WHAT YOU HAVE TO DO ▸
Copy, from the entries below, each line in which the string "marker" appears.

PROVIDED ENTRIES ▸

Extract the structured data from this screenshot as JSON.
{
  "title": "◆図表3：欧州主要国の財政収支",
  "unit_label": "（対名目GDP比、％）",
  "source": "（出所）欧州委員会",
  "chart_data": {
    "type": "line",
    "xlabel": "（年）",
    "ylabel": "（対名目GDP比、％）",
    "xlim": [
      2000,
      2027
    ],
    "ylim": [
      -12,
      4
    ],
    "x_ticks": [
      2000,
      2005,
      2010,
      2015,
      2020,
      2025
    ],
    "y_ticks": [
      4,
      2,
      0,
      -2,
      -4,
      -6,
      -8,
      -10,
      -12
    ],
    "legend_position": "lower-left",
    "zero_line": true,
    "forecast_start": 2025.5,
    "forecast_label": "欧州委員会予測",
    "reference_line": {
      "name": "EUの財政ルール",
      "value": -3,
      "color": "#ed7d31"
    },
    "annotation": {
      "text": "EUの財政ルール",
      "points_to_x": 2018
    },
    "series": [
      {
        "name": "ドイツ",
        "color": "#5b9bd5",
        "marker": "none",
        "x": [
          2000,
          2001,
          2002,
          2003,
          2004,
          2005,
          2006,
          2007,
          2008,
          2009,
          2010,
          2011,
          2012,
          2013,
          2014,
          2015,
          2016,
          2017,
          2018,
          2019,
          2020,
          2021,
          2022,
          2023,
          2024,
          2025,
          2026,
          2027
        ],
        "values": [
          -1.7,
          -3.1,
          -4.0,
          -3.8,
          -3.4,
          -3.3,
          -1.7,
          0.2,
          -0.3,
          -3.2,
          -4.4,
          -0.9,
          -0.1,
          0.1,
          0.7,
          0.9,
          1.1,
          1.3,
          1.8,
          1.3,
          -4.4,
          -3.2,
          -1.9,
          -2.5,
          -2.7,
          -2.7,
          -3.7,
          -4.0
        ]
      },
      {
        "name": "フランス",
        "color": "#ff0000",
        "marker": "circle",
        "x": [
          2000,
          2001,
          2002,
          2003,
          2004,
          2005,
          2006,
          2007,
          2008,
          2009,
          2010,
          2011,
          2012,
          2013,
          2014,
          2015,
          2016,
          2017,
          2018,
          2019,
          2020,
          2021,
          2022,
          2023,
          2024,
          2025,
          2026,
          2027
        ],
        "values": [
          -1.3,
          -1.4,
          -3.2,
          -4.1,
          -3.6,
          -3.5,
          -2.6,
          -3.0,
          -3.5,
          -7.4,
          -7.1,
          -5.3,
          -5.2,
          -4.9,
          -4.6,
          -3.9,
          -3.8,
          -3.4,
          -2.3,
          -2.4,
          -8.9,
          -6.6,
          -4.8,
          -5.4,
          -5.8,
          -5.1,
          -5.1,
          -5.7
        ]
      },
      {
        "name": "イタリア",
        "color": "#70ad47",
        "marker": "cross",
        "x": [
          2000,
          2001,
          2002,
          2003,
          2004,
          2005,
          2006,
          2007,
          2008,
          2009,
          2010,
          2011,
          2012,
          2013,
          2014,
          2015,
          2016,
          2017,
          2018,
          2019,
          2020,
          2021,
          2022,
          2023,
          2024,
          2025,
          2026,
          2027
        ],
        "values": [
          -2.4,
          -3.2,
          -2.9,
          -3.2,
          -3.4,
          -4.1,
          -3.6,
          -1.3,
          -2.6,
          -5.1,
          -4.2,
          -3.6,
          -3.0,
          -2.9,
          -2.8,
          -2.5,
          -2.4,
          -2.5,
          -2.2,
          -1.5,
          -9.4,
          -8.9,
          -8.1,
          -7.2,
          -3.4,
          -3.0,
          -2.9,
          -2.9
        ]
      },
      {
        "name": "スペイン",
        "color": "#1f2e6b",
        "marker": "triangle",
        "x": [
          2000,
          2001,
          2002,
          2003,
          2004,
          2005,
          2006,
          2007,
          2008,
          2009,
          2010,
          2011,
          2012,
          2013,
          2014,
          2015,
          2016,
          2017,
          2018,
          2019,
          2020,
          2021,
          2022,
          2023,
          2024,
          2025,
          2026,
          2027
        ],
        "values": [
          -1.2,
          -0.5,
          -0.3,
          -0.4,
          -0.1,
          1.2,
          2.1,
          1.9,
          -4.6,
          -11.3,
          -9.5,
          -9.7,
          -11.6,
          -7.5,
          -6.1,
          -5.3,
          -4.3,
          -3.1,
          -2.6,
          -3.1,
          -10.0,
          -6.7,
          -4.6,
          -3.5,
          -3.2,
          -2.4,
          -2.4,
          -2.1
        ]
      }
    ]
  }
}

RESPONSE ▸
        "marker": "none",
        "marker": "circle",
        "marker": "cross",
        "marker": "triangle",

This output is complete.